▶ _Exercise details_:
Copy out the lines of the records starting with the line containing "person-figure [68, 284, 88, 313]" and going on through the line containing "person-figure [94, 284, 114, 313]", swapping "person-figure" for "human-figure" and leaving everything else as it is.

A run of records:

────

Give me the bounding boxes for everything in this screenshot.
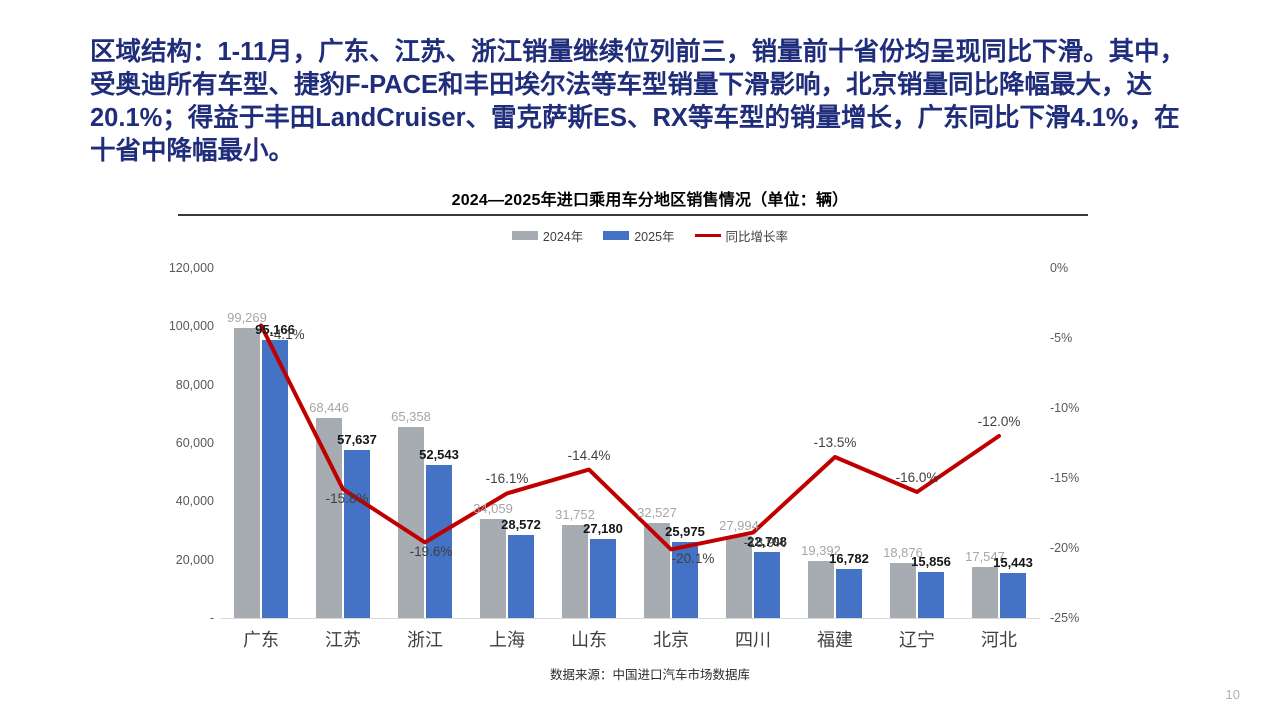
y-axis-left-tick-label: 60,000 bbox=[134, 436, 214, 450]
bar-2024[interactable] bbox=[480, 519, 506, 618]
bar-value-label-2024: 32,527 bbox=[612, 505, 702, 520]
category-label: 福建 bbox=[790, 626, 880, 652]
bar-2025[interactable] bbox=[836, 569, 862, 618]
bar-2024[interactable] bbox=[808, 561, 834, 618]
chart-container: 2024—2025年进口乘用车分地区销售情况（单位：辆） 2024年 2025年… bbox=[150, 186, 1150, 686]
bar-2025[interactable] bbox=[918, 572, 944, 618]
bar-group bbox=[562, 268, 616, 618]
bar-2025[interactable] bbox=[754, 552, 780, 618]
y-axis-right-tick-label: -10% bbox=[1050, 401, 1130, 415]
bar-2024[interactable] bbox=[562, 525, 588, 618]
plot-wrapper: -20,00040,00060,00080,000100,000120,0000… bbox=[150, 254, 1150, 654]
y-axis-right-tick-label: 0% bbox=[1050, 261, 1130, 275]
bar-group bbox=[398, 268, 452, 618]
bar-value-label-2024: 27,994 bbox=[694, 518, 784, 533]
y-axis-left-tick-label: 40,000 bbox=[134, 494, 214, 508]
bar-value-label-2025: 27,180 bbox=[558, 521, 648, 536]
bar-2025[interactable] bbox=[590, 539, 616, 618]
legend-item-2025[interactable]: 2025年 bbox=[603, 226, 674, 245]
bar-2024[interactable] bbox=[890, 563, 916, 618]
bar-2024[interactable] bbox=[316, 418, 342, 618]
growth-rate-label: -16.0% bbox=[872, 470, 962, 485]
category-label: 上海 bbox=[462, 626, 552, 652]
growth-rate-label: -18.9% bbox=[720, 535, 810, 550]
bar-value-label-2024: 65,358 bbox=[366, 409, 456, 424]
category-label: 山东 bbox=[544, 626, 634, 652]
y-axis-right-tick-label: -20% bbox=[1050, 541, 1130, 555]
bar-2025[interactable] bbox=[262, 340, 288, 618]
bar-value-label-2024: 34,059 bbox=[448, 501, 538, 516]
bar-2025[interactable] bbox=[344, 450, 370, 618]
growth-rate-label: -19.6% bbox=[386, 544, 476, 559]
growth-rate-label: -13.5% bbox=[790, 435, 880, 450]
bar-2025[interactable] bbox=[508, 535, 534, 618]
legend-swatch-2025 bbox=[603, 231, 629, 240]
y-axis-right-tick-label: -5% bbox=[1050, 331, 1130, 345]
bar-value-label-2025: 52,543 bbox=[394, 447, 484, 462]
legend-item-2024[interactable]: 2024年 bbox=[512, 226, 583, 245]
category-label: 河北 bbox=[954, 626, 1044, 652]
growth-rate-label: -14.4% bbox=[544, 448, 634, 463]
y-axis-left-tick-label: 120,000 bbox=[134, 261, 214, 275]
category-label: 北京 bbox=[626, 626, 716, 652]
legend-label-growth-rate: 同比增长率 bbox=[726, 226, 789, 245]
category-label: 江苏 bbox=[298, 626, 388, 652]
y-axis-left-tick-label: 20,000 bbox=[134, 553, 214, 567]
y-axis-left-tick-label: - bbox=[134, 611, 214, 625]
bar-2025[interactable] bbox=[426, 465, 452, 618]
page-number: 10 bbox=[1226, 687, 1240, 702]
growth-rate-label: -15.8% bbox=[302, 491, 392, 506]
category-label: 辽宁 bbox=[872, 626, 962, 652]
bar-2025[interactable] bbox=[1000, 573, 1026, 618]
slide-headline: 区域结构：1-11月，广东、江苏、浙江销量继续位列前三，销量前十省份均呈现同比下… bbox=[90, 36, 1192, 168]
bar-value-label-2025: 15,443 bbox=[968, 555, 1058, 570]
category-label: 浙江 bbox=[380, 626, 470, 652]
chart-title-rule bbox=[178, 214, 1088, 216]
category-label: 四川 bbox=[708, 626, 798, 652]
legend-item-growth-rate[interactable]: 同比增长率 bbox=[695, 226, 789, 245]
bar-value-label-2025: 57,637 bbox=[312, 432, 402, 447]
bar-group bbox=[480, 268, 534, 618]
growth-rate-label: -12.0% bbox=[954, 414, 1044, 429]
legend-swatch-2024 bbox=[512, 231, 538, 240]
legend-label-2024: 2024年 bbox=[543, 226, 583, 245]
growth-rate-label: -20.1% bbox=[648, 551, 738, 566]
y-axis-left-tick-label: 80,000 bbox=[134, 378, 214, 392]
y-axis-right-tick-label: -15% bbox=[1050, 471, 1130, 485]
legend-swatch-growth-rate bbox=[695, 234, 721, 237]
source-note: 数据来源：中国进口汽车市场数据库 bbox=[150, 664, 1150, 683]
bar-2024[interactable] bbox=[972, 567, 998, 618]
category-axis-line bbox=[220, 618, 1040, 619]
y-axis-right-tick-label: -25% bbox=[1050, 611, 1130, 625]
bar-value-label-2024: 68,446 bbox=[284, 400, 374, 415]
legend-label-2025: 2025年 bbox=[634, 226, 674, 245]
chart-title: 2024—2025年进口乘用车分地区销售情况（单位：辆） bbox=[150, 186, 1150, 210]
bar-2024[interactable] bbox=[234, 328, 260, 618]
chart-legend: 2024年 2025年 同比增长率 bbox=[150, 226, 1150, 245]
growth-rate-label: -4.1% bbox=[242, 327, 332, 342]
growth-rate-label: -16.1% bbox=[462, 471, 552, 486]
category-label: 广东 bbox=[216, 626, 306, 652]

────

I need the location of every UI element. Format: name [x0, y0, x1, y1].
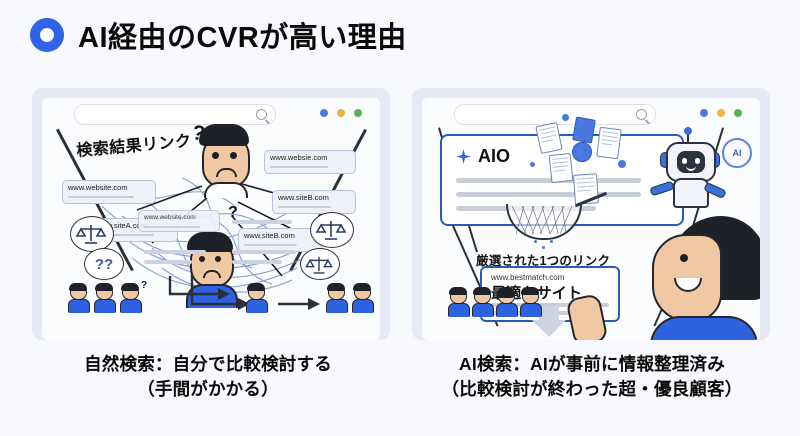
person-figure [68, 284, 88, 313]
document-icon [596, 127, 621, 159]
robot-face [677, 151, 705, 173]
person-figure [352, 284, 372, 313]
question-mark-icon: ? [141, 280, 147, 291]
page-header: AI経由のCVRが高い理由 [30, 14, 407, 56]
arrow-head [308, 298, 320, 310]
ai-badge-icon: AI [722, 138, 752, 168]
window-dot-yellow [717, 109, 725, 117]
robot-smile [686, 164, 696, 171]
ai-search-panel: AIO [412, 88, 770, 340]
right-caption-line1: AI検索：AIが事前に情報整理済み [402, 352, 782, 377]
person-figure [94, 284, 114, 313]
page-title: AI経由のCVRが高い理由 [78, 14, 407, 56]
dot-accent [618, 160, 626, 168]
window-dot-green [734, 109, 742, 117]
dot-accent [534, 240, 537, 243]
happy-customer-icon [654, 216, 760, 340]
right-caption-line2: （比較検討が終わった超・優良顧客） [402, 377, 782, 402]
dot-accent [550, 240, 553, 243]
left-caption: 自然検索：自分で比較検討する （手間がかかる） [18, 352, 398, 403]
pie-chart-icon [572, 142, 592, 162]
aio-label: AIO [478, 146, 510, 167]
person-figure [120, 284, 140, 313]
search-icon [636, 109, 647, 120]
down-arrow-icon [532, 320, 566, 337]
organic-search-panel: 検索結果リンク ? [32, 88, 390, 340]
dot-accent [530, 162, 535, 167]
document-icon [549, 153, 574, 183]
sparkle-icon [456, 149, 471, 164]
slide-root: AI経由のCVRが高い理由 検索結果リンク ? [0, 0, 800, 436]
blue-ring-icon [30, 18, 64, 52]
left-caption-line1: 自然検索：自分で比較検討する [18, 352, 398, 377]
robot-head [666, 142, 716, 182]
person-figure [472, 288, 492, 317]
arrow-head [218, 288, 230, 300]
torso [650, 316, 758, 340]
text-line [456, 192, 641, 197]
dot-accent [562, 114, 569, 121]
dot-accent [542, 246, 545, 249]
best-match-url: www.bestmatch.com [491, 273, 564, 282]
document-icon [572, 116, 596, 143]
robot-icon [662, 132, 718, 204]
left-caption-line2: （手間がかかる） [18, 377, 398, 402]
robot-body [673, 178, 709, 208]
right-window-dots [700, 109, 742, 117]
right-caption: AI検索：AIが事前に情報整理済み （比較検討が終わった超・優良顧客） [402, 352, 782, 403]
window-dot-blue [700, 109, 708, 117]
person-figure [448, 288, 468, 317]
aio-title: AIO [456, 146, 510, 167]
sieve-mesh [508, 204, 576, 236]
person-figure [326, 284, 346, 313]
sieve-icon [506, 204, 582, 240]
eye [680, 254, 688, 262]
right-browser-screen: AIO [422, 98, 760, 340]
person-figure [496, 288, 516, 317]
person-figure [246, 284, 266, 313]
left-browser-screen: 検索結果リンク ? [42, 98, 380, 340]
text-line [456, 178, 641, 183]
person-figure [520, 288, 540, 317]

────

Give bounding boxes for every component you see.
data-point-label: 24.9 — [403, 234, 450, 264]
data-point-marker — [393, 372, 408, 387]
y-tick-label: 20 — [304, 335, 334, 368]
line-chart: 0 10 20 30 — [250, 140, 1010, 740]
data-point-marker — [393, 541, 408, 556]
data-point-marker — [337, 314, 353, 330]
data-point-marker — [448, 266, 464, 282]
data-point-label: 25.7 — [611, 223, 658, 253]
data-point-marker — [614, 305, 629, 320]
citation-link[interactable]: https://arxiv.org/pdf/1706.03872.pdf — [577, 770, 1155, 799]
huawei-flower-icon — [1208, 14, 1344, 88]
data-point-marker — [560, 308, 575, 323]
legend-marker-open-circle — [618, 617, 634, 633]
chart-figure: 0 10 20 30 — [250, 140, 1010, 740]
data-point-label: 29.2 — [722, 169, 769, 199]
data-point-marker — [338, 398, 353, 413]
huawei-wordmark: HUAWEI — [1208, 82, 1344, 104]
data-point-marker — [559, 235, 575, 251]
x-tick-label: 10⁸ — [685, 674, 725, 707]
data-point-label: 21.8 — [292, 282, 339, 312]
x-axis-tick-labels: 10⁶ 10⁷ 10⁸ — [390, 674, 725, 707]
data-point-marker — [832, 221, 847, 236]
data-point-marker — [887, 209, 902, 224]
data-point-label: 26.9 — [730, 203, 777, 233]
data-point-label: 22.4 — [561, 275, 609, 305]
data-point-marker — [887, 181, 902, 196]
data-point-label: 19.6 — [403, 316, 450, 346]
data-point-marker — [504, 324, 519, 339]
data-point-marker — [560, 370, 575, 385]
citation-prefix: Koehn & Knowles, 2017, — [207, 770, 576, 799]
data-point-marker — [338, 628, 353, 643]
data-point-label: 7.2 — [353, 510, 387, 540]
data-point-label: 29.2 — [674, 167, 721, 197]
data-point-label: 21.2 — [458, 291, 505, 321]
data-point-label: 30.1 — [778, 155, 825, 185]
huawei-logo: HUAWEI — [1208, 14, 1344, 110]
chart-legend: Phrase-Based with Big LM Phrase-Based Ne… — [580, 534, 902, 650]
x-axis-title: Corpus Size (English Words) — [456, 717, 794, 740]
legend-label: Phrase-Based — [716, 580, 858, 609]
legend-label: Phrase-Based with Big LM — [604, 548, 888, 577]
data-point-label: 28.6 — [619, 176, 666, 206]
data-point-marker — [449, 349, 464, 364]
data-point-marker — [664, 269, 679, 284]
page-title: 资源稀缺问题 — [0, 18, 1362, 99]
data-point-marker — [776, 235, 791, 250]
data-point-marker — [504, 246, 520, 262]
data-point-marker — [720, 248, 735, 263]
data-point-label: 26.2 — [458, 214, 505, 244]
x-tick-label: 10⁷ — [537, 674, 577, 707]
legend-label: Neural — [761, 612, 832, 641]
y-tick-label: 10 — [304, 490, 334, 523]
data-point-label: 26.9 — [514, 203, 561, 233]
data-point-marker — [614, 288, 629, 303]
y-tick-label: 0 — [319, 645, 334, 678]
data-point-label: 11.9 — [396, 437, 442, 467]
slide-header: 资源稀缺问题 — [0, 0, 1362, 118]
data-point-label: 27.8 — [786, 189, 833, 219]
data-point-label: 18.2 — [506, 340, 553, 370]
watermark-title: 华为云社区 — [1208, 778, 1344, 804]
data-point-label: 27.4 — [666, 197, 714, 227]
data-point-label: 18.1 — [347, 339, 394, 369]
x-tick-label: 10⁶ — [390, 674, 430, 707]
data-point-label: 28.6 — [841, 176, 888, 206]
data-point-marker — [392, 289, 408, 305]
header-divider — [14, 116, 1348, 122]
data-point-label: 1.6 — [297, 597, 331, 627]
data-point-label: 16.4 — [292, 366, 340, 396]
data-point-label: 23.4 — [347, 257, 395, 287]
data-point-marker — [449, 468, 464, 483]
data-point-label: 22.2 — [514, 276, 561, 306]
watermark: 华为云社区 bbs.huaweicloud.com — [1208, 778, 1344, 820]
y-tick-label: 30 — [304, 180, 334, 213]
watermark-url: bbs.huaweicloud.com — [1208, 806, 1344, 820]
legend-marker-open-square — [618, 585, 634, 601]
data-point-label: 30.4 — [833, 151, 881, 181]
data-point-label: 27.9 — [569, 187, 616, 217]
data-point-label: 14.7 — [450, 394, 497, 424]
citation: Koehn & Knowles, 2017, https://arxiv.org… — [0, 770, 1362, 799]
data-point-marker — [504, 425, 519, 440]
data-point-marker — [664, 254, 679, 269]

────

▶ _Exercise output_:
human-figure [68, 284, 88, 313]
document-icon [596, 127, 621, 159]
robot-face [677, 151, 705, 173]
human-figure [352, 284, 372, 313]
question-mark-icon: ? [141, 280, 147, 291]
page-header: AI経由のCVRが高い理由 [30, 14, 407, 56]
arrow-head [308, 298, 320, 310]
ai-badge-icon: AI [722, 138, 752, 168]
window-dot-yellow [717, 109, 725, 117]
robot-smile [686, 164, 696, 171]
ai-search-panel: AIO [412, 88, 770, 340]
right-caption-line1: AI検索：AIが事前に情報整理済み [402, 352, 782, 377]
human-figure [94, 284, 114, 313]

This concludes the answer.